[Records from a data collection]

## Begin

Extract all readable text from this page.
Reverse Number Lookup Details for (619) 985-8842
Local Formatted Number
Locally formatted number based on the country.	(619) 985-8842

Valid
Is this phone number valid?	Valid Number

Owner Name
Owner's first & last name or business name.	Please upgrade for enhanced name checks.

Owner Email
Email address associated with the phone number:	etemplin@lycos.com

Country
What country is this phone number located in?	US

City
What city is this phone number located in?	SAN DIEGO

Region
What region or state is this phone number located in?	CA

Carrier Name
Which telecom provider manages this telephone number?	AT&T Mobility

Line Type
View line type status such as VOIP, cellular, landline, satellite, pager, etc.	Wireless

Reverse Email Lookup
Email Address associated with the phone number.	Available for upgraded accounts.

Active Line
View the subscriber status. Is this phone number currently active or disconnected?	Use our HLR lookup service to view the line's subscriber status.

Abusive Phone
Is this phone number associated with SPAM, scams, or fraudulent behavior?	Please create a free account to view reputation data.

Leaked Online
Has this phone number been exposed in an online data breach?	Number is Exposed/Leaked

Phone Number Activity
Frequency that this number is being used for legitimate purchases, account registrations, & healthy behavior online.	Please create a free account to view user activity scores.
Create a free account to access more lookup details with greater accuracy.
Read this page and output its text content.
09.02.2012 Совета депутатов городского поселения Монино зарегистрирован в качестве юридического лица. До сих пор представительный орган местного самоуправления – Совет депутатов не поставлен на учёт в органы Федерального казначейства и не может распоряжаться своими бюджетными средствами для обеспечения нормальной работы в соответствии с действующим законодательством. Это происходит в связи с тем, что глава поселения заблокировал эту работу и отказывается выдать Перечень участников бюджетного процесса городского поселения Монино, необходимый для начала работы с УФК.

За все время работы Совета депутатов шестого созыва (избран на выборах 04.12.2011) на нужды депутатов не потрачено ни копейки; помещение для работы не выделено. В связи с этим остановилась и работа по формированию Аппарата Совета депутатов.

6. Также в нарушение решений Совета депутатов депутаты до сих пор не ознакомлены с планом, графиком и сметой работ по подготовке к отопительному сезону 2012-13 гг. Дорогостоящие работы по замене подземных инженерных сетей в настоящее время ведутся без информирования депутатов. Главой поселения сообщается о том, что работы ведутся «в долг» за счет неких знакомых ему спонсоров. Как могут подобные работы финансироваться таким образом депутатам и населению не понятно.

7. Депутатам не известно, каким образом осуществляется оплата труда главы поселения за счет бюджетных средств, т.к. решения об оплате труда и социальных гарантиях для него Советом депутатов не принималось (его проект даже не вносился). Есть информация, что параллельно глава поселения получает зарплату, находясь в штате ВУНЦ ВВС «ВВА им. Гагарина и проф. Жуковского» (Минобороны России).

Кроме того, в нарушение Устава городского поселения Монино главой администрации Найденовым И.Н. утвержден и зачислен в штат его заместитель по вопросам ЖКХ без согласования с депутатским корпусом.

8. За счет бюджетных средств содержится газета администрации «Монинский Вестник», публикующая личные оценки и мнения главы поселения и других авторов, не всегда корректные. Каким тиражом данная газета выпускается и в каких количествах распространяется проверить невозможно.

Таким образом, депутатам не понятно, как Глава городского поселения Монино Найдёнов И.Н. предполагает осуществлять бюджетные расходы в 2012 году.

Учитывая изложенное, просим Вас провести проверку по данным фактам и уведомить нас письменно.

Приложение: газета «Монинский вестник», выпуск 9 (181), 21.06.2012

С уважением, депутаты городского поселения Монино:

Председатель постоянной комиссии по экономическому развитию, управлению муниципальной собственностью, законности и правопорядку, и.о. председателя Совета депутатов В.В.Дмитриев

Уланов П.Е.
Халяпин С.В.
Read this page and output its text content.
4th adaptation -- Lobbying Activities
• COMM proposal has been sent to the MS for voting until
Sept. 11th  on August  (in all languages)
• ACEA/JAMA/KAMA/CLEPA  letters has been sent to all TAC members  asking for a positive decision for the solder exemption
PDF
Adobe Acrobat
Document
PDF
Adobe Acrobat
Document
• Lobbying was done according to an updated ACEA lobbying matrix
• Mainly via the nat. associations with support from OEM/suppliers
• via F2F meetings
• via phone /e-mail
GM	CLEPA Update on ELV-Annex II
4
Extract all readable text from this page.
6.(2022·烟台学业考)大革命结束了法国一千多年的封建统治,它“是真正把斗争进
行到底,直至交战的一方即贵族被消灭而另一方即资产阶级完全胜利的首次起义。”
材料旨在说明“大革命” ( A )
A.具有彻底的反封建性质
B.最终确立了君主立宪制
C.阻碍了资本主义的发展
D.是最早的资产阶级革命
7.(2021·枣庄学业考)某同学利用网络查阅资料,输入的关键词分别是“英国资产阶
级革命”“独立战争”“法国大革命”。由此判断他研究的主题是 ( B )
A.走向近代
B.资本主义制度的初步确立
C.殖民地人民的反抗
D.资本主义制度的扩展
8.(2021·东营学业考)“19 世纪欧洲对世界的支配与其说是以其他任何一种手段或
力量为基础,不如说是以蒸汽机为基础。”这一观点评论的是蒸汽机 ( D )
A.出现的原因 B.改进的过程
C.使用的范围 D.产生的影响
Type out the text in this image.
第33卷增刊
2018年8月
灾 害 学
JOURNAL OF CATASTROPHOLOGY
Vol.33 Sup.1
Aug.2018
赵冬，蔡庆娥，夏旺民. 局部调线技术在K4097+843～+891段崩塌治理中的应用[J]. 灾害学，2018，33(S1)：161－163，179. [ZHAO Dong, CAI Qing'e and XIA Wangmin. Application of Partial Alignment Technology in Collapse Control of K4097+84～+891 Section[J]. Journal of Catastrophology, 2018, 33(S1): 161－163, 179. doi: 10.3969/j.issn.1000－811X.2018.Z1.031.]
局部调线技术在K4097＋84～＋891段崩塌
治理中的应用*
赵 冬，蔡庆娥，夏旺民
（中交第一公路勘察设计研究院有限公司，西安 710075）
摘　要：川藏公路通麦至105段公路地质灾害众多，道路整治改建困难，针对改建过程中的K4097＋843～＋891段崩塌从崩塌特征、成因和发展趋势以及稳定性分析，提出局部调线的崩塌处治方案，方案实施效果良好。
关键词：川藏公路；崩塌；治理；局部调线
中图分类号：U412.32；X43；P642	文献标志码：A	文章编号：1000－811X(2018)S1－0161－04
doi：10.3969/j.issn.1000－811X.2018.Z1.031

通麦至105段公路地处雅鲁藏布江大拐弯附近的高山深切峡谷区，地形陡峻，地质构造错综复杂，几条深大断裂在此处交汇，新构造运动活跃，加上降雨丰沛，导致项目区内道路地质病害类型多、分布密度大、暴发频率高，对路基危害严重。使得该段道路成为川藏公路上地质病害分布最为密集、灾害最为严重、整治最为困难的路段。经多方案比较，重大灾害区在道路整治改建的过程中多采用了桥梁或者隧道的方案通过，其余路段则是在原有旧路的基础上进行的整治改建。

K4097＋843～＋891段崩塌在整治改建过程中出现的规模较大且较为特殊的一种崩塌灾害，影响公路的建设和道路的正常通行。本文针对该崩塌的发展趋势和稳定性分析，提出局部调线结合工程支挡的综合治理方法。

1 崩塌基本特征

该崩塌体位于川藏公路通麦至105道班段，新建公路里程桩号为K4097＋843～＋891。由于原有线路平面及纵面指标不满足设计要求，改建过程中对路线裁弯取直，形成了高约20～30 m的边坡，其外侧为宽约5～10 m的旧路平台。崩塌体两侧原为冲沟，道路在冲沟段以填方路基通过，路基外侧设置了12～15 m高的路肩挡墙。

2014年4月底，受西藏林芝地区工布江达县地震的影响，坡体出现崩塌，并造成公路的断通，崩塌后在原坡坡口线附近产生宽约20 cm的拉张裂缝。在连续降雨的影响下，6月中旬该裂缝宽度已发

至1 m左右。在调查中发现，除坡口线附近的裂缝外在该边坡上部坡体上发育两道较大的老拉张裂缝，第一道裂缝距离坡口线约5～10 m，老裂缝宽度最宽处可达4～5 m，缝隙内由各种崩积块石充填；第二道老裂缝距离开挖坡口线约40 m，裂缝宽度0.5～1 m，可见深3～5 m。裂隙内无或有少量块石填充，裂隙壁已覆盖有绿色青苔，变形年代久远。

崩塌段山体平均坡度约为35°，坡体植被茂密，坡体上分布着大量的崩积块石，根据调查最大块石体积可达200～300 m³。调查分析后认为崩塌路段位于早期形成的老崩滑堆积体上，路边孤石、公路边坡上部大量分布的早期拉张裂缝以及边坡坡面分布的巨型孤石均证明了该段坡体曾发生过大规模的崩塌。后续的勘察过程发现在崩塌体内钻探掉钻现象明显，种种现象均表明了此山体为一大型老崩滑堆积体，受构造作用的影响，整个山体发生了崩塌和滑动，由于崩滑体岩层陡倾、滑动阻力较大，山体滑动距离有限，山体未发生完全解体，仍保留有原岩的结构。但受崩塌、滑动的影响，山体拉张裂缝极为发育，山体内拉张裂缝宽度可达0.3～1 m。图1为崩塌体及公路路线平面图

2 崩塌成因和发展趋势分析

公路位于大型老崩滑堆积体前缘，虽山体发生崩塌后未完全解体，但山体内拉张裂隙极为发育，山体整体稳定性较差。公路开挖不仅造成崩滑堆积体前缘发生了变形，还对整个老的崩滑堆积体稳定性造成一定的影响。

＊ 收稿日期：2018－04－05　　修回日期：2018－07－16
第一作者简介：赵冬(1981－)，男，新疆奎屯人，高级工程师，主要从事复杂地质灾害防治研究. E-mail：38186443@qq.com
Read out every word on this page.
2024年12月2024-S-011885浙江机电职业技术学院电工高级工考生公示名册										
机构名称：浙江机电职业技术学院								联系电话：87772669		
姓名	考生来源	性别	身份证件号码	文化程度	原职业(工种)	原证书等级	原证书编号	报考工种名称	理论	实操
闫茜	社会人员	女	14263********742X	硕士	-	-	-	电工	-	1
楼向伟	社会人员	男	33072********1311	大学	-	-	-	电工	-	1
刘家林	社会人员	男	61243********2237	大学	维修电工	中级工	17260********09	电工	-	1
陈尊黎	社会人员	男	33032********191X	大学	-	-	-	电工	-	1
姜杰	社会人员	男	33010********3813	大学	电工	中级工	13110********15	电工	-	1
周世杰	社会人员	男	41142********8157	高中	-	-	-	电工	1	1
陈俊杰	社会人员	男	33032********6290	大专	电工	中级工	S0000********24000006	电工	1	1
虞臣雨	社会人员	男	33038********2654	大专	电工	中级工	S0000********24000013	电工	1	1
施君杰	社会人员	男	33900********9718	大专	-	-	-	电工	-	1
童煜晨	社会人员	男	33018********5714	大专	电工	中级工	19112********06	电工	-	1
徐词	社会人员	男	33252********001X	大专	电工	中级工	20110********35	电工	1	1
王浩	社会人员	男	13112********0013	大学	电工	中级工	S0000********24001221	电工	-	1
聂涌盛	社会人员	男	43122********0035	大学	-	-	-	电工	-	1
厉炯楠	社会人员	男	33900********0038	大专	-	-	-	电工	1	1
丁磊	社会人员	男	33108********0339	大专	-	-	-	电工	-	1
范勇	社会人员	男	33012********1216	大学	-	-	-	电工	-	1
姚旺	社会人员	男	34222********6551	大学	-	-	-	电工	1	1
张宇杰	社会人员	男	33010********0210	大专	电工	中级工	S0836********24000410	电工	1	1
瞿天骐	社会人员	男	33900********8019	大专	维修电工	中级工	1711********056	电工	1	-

## End

• **WHAT THE TASK ASKS**
Report how many lines in the data contain the word "администрации", with no words besides the number.

• **OUTPUT BELOW**
2